▸ **DO THIS**: Word for word, restate every line of the listing that follows.

▸ **ROWS**:
————————

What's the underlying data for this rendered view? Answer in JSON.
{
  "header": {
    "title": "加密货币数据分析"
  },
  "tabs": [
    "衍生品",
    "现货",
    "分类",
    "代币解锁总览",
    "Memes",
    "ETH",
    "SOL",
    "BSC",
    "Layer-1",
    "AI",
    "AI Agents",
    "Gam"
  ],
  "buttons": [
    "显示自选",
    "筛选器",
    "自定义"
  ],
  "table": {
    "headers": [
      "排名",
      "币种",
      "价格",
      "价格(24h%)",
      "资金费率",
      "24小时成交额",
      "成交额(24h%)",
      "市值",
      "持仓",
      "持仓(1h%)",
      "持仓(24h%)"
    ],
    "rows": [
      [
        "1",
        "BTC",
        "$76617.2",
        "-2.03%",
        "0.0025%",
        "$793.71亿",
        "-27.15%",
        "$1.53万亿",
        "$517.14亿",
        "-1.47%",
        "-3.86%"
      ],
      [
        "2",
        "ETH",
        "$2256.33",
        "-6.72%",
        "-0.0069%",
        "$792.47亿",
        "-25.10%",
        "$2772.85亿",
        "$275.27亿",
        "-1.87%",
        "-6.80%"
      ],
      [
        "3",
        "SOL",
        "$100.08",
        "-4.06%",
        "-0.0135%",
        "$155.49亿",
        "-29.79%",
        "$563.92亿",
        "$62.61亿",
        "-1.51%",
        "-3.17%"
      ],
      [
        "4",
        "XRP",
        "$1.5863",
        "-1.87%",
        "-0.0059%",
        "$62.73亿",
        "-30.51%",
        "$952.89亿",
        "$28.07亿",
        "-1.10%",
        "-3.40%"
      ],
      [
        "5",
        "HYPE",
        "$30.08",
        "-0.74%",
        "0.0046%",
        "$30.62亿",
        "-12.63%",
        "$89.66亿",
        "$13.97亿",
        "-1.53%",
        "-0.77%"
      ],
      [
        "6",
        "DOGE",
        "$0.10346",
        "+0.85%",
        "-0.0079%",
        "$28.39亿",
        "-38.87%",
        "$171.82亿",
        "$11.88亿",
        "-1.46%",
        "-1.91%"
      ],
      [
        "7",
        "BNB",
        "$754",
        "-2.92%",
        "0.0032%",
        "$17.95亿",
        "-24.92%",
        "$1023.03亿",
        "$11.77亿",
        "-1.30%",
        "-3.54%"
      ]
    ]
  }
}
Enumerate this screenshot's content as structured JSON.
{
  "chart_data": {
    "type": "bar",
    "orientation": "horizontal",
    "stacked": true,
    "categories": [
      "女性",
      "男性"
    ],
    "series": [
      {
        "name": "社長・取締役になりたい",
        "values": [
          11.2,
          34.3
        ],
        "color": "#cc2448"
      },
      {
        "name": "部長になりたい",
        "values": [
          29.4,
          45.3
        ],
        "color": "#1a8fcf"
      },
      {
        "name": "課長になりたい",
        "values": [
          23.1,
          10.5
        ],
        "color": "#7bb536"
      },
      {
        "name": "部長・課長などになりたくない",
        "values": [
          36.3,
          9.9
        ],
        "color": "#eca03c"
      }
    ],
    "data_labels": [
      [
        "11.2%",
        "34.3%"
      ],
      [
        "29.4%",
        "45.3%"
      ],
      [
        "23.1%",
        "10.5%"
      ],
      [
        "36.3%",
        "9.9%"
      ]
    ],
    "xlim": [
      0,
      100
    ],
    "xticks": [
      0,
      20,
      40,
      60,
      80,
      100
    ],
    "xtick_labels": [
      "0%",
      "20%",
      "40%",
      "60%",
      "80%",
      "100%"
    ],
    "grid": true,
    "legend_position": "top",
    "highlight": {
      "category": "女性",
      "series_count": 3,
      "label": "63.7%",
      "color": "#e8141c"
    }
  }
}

————————

▸ **COMPLETE OUTPUT**:
What's the underlying data for this rendered view? Answer in JSON.
{
  "header": {
    "title": "加密货币数据分析"
  },
  "tabs": [
    "衍生品",
    "现货",
    "分类",
    "代币解锁总览",
    "Memes",
    "ETH",
    "SOL",
    "BSC",
    "Layer-1",
    "AI",
    "AI Agents",
    "Gam"
  ],
  "buttons": [
    "显示自选",
    "筛选器",
    "自定义"
  ],
  "table": {
    "headers": [
      "排名",
      "币种",
      "价格",
      "价格(24h%)",
      "资金费率",
      "24小时成交额",
      "成交额(24h%)",
      "市值",
      "持仓",
      "持仓(1h%)",
      "持仓(24h%)"
    ],
    "rows": [
      [
        "1",
        "BTC",
        "$76617.2",
        "-2.03%",
        "0.0025%",
        "$793.71亿",
        "-27.15%",
        "$1.53万亿",
        "$517.14亿",
        "-1.47%",
        "-3.86%"
      ],
      [
        "2",
        "ETH",
        "$2256.33",
        "-6.72%",
        "-0.0069%",
        "$792.47亿",
        "-25.10%",
        "$2772.85亿",
        "$275.27亿",
        "-1.87%",
        "-6.80%"
      ],
      [
        "3",
        "SOL",
        "$100.08",
        "-4.06%",
        "-0.0135%",
        "$155.49亿",
        "-29.79%",
        "$563.92亿",
        "$62.61亿",
        "-1.51%",
        "-3.17%"
      ],
      [
        "4",
        "XRP",
        "$1.5863",
        "-1.87%",
        "-0.0059%",
        "$62.73亿",
        "-30.51%",
        "$952.89亿",
        "$28.07亿",
        "-1.10%",
        "-3.40%"
      ],
      [
        "5",
        "HYPE",
        "$30.08",
        "-0.74%",
        "0.0046%",
        "$30.62亿",
        "-12.63%",
        "$89.66亿",
        "$13.97亿",
        "-1.53%",
        "-0.77%"
      ],
      [
        "6",
        "DOGE",
        "$0.10346",
        "+0.85%",
        "-0.0079%",
        "$28.39亿",
        "-38.87%",
        "$171.82亿",
        "$11.88亿",
        "-1.46%",
        "-1.91%"
      ],
      [
        "7",
        "BNB",
        "$754",
        "-2.92%",
        "0.0032%",
        "$17.95亿",
        "-24.92%",
        "$1023.03亿",
        "$11.77亿",
        "-1.30%",
        "-3.54%"
      ]
    ]
  }
}
Enumerate this screenshot's content as structured JSON.
{
  "chart_data": {
    "type": "bar",
    "orientation": "horizontal",
    "stacked": true,
    "categories": [
      "女性",
      "男性"
    ],
    "series": [
      {
        "name": "社長・取締役になりたい",
        "values": [
          11.2,
          34.3
        ],
        "color": "#cc2448"
      },
      {
        "name": "部長になりたい",
        "values": [
          29.4,
          45.3
        ],
        "color": "#1a8fcf"
      },
      {
        "name": "課長になりたい",
        "values": [
          23.1,
          10.5
        ],
        "color": "#7bb536"
      },
      {
        "name": "部長・課長などになりたくない",
        "values": [
          36.3,
          9.9
        ],
        "color": "#eca03c"
      }
    ],
    "data_labels": [
      [
        "11.2%",
        "34.3%"
      ],
      [
        "29.4%",
        "45.3%"
      ],
      [
        "23.1%",
        "10.5%"
      ],
      [
        "36.3%",
        "9.9%"
      ]
    ],
    "xlim": [
      0,
      100
    ],
    "xticks": [
      0,
      20,
      40,
      60,
      80,
      100
    ],
    "xtick_labels": [
      "0%",
      "20%",
      "40%",
      "60%",
      "80%",
      "100%"
    ],
    "grid": true,
    "legend_position": "top",
    "highlight": {
      "category": "女性",
      "series_count": 3,
      "label": "63.7%",
      "color": "#e8141c"
    }
  }
}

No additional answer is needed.